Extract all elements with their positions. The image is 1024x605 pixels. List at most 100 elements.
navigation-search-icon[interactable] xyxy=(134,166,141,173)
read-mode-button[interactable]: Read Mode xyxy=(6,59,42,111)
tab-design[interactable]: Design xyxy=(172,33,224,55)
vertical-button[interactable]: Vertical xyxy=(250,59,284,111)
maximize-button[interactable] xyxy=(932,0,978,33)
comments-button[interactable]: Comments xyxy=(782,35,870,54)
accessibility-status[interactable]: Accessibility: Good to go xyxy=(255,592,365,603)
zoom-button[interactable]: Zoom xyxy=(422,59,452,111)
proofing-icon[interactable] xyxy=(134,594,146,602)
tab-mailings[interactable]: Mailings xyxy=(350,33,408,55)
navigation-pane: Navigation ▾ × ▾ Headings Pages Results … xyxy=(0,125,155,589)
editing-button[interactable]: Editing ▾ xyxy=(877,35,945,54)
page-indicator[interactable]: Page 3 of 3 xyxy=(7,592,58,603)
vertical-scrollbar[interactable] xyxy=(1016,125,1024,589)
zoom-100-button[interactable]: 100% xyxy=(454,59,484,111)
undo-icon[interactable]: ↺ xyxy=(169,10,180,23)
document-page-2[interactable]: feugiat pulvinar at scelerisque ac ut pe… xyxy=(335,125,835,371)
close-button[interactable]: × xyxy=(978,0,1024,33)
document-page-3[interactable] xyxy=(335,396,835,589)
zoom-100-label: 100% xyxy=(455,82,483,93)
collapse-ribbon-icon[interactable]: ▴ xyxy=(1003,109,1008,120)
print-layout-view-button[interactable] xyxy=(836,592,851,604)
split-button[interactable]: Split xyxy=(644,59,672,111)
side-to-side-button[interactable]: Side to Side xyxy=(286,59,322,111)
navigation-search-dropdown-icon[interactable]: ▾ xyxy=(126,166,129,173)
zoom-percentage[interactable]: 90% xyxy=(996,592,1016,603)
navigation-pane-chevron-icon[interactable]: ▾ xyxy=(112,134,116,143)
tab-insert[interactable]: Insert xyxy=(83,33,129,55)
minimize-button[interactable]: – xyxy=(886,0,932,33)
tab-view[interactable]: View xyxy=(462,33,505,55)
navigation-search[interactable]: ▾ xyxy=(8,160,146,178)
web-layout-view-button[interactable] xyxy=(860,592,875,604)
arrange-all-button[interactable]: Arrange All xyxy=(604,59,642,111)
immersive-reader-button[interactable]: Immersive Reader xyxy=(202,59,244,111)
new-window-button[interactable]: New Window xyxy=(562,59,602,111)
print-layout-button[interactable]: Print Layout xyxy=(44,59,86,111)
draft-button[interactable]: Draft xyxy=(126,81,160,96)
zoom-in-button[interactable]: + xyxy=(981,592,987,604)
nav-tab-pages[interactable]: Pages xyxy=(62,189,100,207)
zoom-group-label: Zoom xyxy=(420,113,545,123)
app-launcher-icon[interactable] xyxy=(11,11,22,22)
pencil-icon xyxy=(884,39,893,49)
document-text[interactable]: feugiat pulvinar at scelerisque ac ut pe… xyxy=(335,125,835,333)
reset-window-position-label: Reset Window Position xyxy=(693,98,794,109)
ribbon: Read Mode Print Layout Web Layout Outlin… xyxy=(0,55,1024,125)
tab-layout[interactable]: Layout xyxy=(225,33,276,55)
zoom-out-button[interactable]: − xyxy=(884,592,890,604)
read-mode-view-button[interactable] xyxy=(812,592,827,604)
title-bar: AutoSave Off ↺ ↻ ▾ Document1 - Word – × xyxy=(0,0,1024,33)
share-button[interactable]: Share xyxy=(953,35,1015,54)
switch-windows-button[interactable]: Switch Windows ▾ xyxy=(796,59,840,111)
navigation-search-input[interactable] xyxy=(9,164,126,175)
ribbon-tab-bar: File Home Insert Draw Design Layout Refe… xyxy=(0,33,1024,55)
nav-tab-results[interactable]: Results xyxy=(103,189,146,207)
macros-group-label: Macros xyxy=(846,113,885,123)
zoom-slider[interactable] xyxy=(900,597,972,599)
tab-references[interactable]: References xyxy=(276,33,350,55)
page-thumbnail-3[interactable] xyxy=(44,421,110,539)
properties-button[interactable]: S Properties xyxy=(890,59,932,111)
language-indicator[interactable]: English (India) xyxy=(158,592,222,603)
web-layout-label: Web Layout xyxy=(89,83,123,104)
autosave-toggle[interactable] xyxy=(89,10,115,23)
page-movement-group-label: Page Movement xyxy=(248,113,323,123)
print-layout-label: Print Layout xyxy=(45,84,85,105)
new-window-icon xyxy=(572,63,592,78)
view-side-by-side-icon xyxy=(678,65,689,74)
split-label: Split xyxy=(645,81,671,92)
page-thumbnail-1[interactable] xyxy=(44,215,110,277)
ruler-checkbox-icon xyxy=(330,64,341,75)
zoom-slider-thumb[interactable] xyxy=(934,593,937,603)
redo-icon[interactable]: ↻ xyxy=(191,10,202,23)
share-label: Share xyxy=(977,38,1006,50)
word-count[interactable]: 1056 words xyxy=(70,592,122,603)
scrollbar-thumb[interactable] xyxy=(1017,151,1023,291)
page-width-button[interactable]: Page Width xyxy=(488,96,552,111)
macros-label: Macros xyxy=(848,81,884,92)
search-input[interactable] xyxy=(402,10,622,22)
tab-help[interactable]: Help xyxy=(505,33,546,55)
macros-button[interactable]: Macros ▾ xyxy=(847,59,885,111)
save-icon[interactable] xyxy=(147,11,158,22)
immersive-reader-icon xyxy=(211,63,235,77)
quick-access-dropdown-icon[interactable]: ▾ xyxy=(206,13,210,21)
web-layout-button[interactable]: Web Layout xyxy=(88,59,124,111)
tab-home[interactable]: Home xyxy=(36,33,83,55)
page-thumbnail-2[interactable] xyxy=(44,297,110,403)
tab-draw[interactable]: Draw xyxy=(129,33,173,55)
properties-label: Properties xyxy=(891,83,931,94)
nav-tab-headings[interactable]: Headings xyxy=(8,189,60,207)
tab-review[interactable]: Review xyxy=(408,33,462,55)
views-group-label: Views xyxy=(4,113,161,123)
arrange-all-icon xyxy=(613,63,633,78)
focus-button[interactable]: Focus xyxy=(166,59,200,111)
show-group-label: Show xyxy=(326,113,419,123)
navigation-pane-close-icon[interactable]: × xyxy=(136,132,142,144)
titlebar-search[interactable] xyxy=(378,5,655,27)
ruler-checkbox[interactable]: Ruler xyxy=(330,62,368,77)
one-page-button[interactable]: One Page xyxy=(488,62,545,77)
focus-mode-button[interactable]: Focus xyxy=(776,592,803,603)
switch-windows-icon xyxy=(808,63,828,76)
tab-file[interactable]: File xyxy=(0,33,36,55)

+===+

**What to produce:** Format every line of the records as a JSON list of strings, one string per line, leaving out any blank lines.

**Result:**
[
  "Extract all elements with their positions. The image is 1024x605 pixels. List at most 100 elements.",
  "navigation-search-icon[interactable] xyxy=(134,166,141,173)",
  "read-mode-button[interactable]: Read Mode xyxy=(6,59,42,111)",
  "tab-design[interactable]: Design xyxy=(172,33,224,55)",
  "vertical-button[interactable]: Vertical xyxy=(250,59,284,111)",
  "maximize-button[interactable] xyxy=(932,0,978,33)",
  "comments-button[interactable]: Comments xyxy=(782,35,870,54)",
  "accessibility-status[interactable]: Accessibility: Good to go xyxy=(255,592,365,603)",
  "zoom-button[interactable]: Zoom xyxy=(422,59,452,111)",
  "proofing-icon[interactable] xyxy=(134,594,146,602)",
  "tab-mailings[interactable]: Mailings xyxy=(350,33,408,55)",
  "navigation-pane: Navigation ▾ × ▾ Headings Pages Results … xyxy=(0,125,155,589)",
  "editing-button[interactable]: Editing ▾ xyxy=(877,35,945,54)",
  "page-indicator[interactable]: Page 3 of 3 xyxy=(7,592,58,603)",
  "vertical-scrollbar[interactable] xyxy=(1016,125,1024,589)",
  "zoom-100-button[interactable]: 100% xyxy=(454,59,484,111)",
  "undo-icon[interactable]: ↺ xyxy=(169,10,180,23)",
  "document-page-2[interactable]: feugiat pulvinar at scelerisque ac ut pe… xyxy=(335,125,835,371)",
  "close-button[interactable]: × xyxy=(978,0,1024,33)",
  "document-page-3[interactable] xyxy=(335,396,835,589)",
  "zoom-100-label: 100% xyxy=(455,82,483,93)",
  "collapse-ribbon-icon[interactable]: ▴ xyxy=(1003,109,1008,120)",
  "print-layout-view-button[interactable] xyxy=(836,592,851,604)",
  "split-button[interactable]: Split xyxy=(644,59,672,111)",
  "side-to-side-button[interactable]: Side to Side xyxy=(286,59,322,111)",
  "navigation-search-dropdown-icon[interactable]: ▾ xyxy=(126,166,129,173)",
  "zoom-percentage[interactable]: 90% xyxy=(996,592,1016,603)",
  "navigation-pane-chevron-icon[interactable]: ▾ xyxy=(112,134,116,143)",
  "tab-insert[interactable]: Insert xyxy=(83,33,129,55)",
  "minimize-button[interactable]: – xyxy=(886,0,932,33)",
  "tab-view[interactable]: View xyxy=(462,33,505,55)",
  "navigation-search[interactable]: ▾ xyxy=(8,160,146,178)",
  "web-layout-view-button[interactable] xyxy=(860,592,875,604)",
  "arrange-all-button[interactable]: Arrange All xyxy=(604,59,642,111)",
  "immersive-reader-button[interactable]: Immersive Reader xyxy=(202,59,244,111)",
  "new-window-button[interactable]: New Window xyxy=(562,59,602,111)",
  "print-layout-button[interactable]: Print Layout xyxy=(44,59,86,111)",
  "draft-button[interactable]: Draft xyxy=(126,81,160,96)",
  "zoom-in-button[interactable]: + xyxy=(981,592,987,604)",
  "nav-tab-pages[interactable]: Pages xyxy=(62,189,100,207)",
  "zoom-group-label: Zoom xyxy=(420,113,545,123)",
  "app-launcher-icon[interactable] xyxy=(11,11,22,22)",
  "pencil-icon xyxy=(884,39,893,49)",
  "document-text[interactable]: feugiat pulvinar at scelerisque ac ut pe… xyxy=(335,125,835,333)",
  "reset-window-position-label: Reset Window Position xyxy=(693,98,794,109)",
  "ribbon: Read Mode Print Layout Web Layout Outlin… xyxy=(0,55,1024,125)",
  "tab-layout[interactable]: Layout xyxy=(225,33,276,55)",
  "zoom-out-button[interactable]: − xyxy=(884,592,890,604)",
  "read-mode-view-button[interactable] xyxy=(812,592,827,604)",
  "title-bar: AutoSave Off ↺ ↻ ▾ Document1 - Word – × xyxy=(0,0,1024,33)",
  "share-button[interactable]: Share xyxy=(953,35,1015,54)",
  "switch-windows-button[interactable]: Switch Windows ▾ xyxy=(796,59,840,111)",
  "navigation-search-input[interactable] xyxy=(9,164,126,175)",
  "ribbon-tab-bar: File Home Insert Draw Design Layout Refe… xyxy=(0,33,1024,55)",
  "nav-tab-results[interactable]: Results xyxy=(103,189,146,207)",
  "macros-group-label: Macros xyxy=(846,113,885,123)",
  "zoom-slider[interactable] xyxy=(900,597,972,599)",
  "tab-references[interactable]: References xyxy=(276,33,350,55)",
  "page-thumbnail-3[interactable] xyxy=(44,421,110,539)",
  "properties-button[interactable]: S Properties xyxy=(890,59,932,111)",
  "language-indicator[interactable]: English (India) xyxy=(158,592,222,603)",
  "web-layout-label: Web Layout xyxy=(89,83,123,104)",
  "autosave-toggle[interactable] xyxy=(89,10,115,23)",
  "page-movement-group-label: Page Movement xyxy=(248,113,323,123)",
  "print-layout-label: Print Layout xyxy=(45,84,85,105)",
  "new-window-icon xyxy=(572,63,592,78)",
  "view-side-by-side-icon xyxy=(678,65,689,74)",
  "split-label: Split xyxy=(645,81,671,92)",
  "page-thumbnail-1[interactable] xyxy=(44,215,110,277)",
  "ruler-checkbox-icon xyxy=(330,64,341,75)",
  "zoom-slider-thumb[interactable] xyxy=(934,593,937,603)",
  "redo-icon[interactable]: ↻ xyxy=(191,10,202,23)",
  "share-label: Share xyxy=(977,38,1006,50)",
  "word-count[interactable]: 1056 words xyxy=(70,592,122,603)",
  "scrollbar-thumb[interactable] xyxy=(1017,151,1023,291)",
  "page-width-button[interactable]: Page Width xyxy=(488,96,552,111)",
  "macros-label: Macros xyxy=(848,81,884,92)",
  "search-input[interactable] xyxy=(402,10,622,22)",
  "tab-help[interactable]: Help xyxy=(505,33,546,55)",
  "macros-button[interactable]: Macros ▾ xyxy=(847,59,885,111)",
  "save-icon[interactable] xyxy=(147,11,158,22)",
  "immersive-reader-icon xyxy=(211,63,235,77)",
  "quick-access-dropdown-icon[interactable]: ▾ xyxy=(206,13,210,21)",
  "web-layout-button[interactable]: Web Layout xyxy=(88,59,124,111)",
  "tab-home[interactable]: Home xyxy=(36,33,83,55)",
  "page-thumbnail-2[interactable] xyxy=(44,297,110,403)",
  "tab-draw[interactable]: Draw xyxy=(129,33,173,55)",
  "properties-label: Properties xyxy=(891,83,931,94)",
  "nav-tab-headings[interactable]: Headings xyxy=(8,189,60,207)",
  "tab-review[interactable]: Review xyxy=(408,33,462,55)",
  "views-group-label: Views xyxy=(4,113,161,123)",
  "arrange-all-icon xyxy=(613,63,633,78)",
  "focus-button[interactable]: Focus xyxy=(166,59,200,111)",
  "show-group-label: Show xyxy=(326,113,419,123)",
  "navigation-pane-close-icon[interactable]: × xyxy=(136,132,142,144)",
  "titlebar-search[interactable] xyxy=(378,5,655,27)",
  "ruler-checkbox[interactable]: Ruler xyxy=(330,62,368,77)",
  "one-page-button[interactable]: One Page xyxy=(488,62,545,77)",
  "focus-mode-button[interactable]: Focus xyxy=(776,592,803,603)",
  "switch-windows-icon xyxy=(808,63,828,76)",
  "tab-file[interactable]: File xyxy=(0,33,36,55)"
]